[Figure record extracts]
═══

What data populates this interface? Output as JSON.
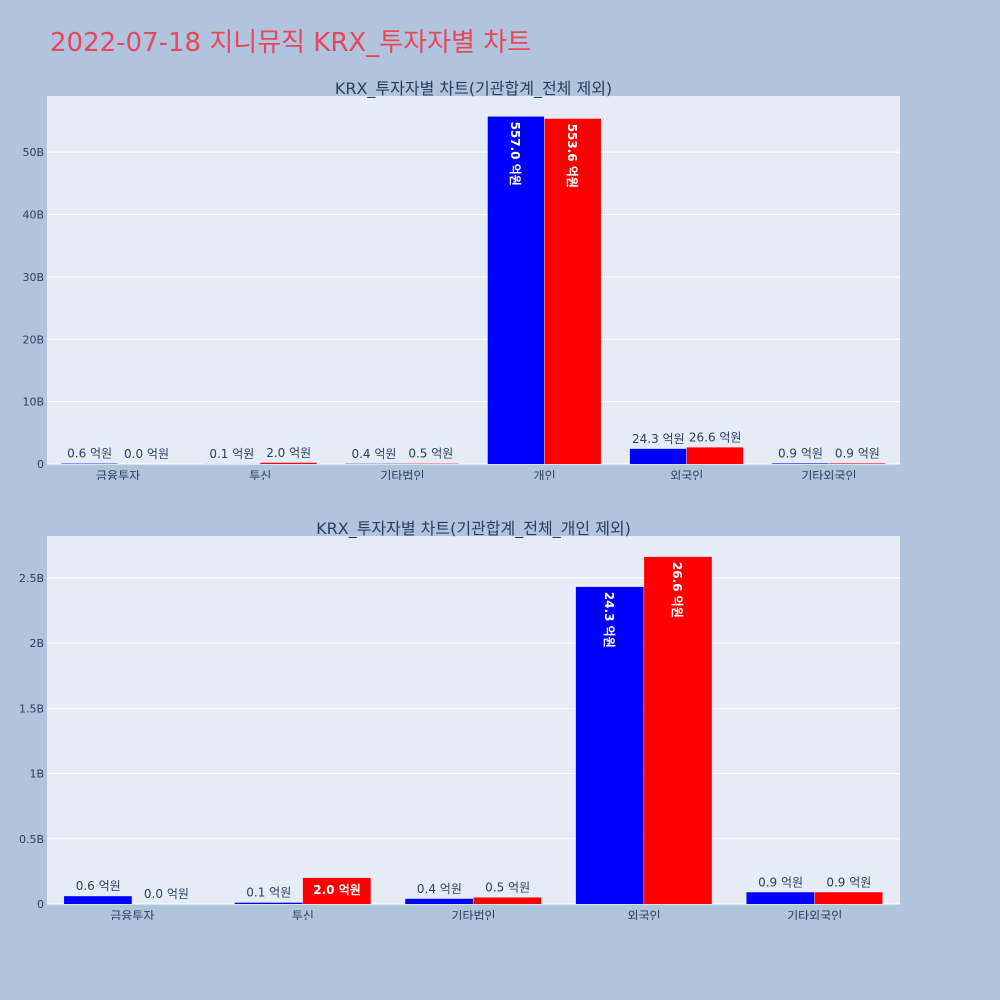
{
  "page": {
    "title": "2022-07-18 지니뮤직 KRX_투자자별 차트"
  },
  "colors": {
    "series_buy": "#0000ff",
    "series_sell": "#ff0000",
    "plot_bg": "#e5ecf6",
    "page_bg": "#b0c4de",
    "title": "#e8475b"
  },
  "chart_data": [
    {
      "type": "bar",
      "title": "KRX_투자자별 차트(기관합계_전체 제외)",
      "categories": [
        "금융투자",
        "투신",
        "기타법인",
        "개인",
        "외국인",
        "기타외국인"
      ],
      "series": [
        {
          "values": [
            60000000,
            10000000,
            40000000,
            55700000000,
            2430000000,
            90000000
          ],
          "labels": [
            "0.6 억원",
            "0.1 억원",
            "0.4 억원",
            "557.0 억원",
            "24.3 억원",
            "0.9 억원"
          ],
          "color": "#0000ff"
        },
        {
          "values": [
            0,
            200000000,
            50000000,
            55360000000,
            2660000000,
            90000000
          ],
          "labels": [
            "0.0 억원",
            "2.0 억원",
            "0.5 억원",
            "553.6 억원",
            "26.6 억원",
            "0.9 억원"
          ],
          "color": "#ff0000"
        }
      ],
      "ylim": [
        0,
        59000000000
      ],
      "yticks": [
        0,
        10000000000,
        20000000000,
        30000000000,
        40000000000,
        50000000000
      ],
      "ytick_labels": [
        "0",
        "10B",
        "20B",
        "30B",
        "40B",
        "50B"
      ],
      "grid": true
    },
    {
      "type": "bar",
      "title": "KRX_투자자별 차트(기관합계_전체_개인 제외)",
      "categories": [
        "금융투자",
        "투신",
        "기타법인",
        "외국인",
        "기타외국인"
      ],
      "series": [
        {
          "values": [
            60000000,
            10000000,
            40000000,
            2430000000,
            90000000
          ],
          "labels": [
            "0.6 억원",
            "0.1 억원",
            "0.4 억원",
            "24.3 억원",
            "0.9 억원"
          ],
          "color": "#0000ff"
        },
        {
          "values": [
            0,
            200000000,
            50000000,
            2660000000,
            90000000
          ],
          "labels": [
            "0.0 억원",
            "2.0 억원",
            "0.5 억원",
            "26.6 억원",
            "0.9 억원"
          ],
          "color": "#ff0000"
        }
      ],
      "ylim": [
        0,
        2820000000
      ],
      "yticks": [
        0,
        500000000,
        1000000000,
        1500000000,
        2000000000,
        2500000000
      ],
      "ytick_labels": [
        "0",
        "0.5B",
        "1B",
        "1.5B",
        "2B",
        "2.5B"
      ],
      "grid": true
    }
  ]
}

═══

Written task
Pictures stay out; repeat all the rest of the records exactly.

Output
What data populates this interface? Output as JSON.
{
  "page": {
    "title": "2022-07-18 지니뮤직 KRX_투자자별 차트"
  },
  "colors": {
    "series_buy": "#0000ff",
    "series_sell": "#ff0000",
    "plot_bg": "#e5ecf6",
    "page_bg": "#b0c4de",
    "title": "#e8475b"
  },
  "chart_data": [
    {
      "type": "bar",
      "title": "KRX_투자자별 차트(기관합계_전체 제외)",
      "categories": [
        "금융투자",
        "투신",
        "기타법인",
        "개인",
        "외국인",
        "기타외국인"
      ],
      "series": [
        {
          "values": [
            60000000,
            10000000,
            40000000,
            55700000000,
            2430000000,
            90000000
          ],
          "labels": [
            "0.6 억원",
            "0.1 억원",
            "0.4 억원",
            "557.0 억원",
            "24.3 억원",
            "0.9 억원"
          ],
          "color": "#0000ff"
        },
        {
          "values": [
            0,
            200000000,
            50000000,
            55360000000,
            2660000000,
            90000000
          ],
          "labels": [
            "0.0 억원",
            "2.0 억원",
            "0.5 억원",
            "553.6 억원",
            "26.6 억원",
            "0.9 억원"
          ],
          "color": "#ff0000"
        }
      ],
      "ylim": [
        0,
        59000000000
      ],
      "yticks": [
        0,
        10000000000,
        20000000000,
        30000000000,
        40000000000,
        50000000000
      ],
      "ytick_labels": [
        "0",
        "10B",
        "20B",
        "30B",
        "40B",
        "50B"
      ],
      "grid": true
    },
    {
      "type": "bar",
      "title": "KRX_투자자별 차트(기관합계_전체_개인 제외)",
      "categories": [
        "금융투자",
        "투신",
        "기타법인",
        "외국인",
        "기타외국인"
      ],
      "series": [
        {
          "values": [
            60000000,
            10000000,
            40000000,
            2430000000,
            90000000
          ],
          "labels": [
            "0.6 억원",
            "0.1 억원",
            "0.4 억원",
            "24.3 억원",
            "0.9 억원"
          ],
          "color": "#0000ff"
        },
        {
          "values": [
            0,
            200000000,
            50000000,
            2660000000,
            90000000
          ],
          "labels": [
            "0.0 억원",
            "2.0 억원",
            "0.5 억원",
            "26.6 억원",
            "0.9 억원"
          ],
          "color": "#ff0000"
        }
      ],
      "ylim": [
        0,
        2820000000
      ],
      "yticks": [
        0,
        500000000,
        1000000000,
        1500000000,
        2000000000,
        2500000000
      ],
      "ytick_labels": [
        "0",
        "0.5B",
        "1B",
        "1.5B",
        "2B",
        "2.5B"
      ],
      "grid": true
    }
  ]
}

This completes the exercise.